Output each entry below as it stands, leaving out every picture.

-------- DATA --------

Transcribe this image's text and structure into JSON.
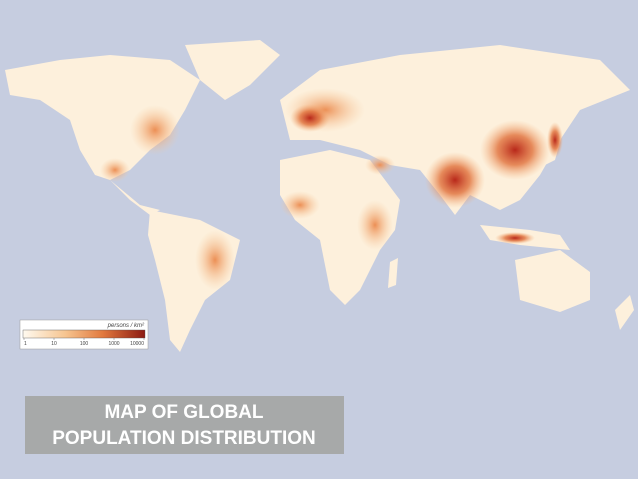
{
  "title": {
    "lines": [
      "MAP OF GLOBAL",
      "POPULATION DISTRIBUTION"
    ]
  },
  "legend": {
    "label": "persons / km²",
    "ticks": [
      1,
      10,
      100,
      1000,
      10000
    ]
  }
}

--------

▶ [RESPONSE BELOW]
Transcribe this image's text and structure into JSON.
{
  "title": {
    "lines": [
      "MAP OF GLOBAL",
      "POPULATION DISTRIBUTION"
    ]
  },
  "legend": {
    "label": "persons / km²",
    "ticks": [
      1,
      10,
      100,
      1000,
      10000
    ]
  }
}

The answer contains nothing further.